#### [WHAT YOU SHOULD DO]
Answer with one number: how many lines hold "title".

#### [PROVIDED DATA]

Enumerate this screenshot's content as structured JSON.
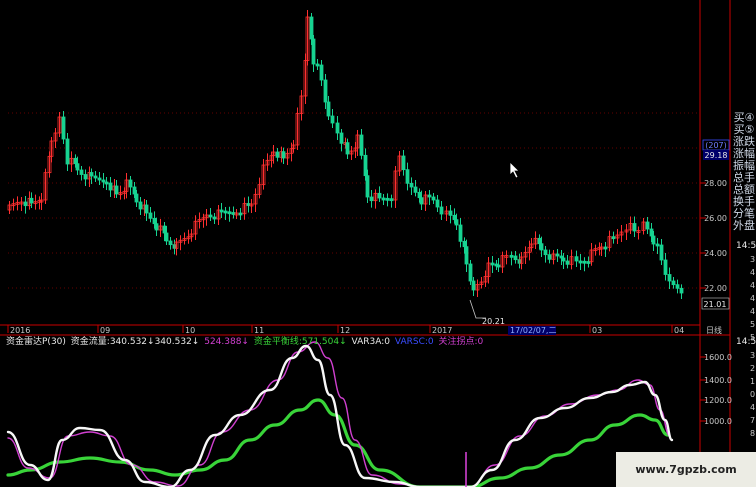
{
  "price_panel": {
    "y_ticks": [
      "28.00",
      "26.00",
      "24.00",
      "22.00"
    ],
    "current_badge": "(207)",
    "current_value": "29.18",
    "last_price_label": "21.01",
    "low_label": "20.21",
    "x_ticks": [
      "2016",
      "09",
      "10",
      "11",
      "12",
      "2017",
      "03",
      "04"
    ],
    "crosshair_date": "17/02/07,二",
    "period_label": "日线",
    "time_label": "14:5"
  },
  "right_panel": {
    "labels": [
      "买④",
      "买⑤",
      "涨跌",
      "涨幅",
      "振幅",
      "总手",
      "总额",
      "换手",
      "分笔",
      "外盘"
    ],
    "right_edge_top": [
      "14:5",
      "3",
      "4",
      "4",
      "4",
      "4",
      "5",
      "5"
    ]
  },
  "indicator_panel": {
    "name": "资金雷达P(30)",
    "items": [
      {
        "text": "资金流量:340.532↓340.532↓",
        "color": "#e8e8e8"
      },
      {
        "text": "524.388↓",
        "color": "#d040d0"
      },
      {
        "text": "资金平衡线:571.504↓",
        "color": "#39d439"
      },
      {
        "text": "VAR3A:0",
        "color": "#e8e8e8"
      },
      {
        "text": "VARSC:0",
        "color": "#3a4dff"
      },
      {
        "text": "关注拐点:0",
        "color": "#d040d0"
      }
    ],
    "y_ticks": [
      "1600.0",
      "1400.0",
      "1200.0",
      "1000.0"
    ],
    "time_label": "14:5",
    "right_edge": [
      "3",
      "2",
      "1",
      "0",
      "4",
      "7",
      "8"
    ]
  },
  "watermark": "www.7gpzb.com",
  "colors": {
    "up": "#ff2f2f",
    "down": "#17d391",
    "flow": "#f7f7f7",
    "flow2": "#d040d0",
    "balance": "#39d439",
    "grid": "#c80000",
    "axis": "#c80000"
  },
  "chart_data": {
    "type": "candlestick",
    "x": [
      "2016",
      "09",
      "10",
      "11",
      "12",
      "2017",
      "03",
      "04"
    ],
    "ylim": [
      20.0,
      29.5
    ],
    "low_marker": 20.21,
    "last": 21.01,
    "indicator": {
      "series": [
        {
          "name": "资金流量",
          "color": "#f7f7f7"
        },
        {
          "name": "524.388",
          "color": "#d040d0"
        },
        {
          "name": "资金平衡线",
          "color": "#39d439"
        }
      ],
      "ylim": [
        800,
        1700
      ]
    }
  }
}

...

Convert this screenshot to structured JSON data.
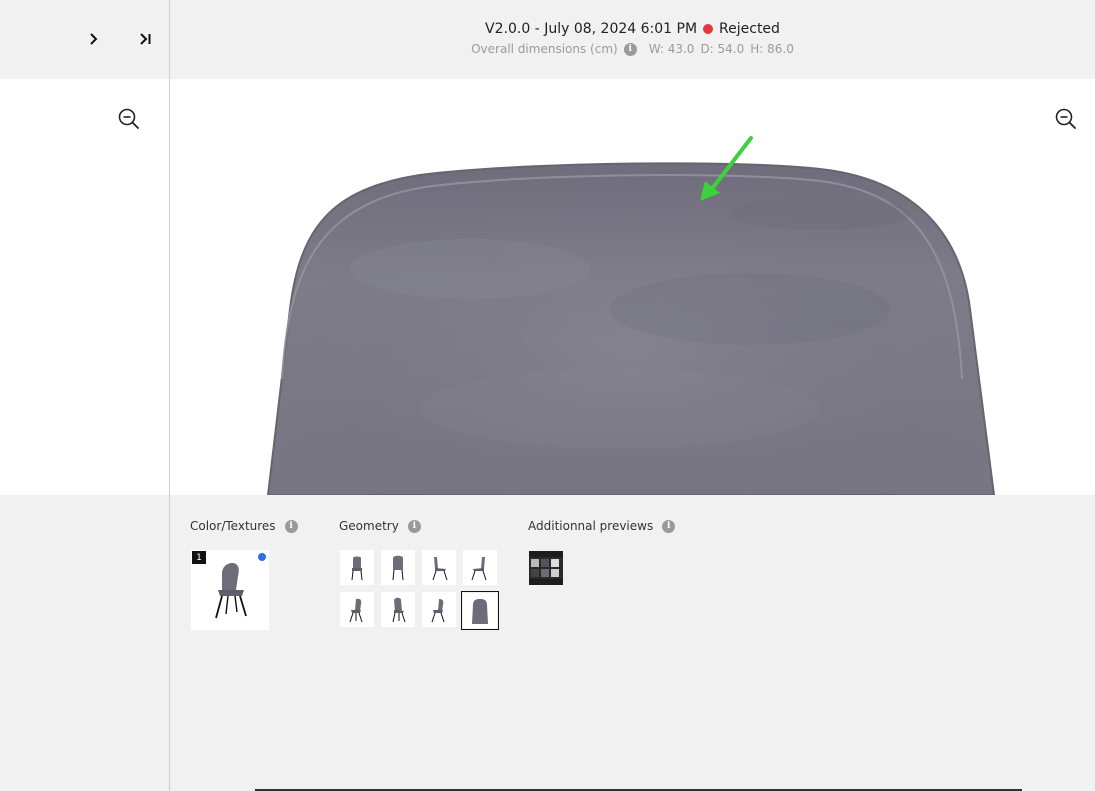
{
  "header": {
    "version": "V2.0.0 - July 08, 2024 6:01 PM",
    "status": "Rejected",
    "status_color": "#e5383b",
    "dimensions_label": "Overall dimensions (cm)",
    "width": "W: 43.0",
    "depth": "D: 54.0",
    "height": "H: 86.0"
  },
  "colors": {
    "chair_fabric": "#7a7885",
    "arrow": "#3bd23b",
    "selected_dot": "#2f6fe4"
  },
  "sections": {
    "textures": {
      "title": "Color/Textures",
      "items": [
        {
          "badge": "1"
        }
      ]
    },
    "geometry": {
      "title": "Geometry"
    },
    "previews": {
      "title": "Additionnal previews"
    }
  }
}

#### [EXERCISE RESULT]
3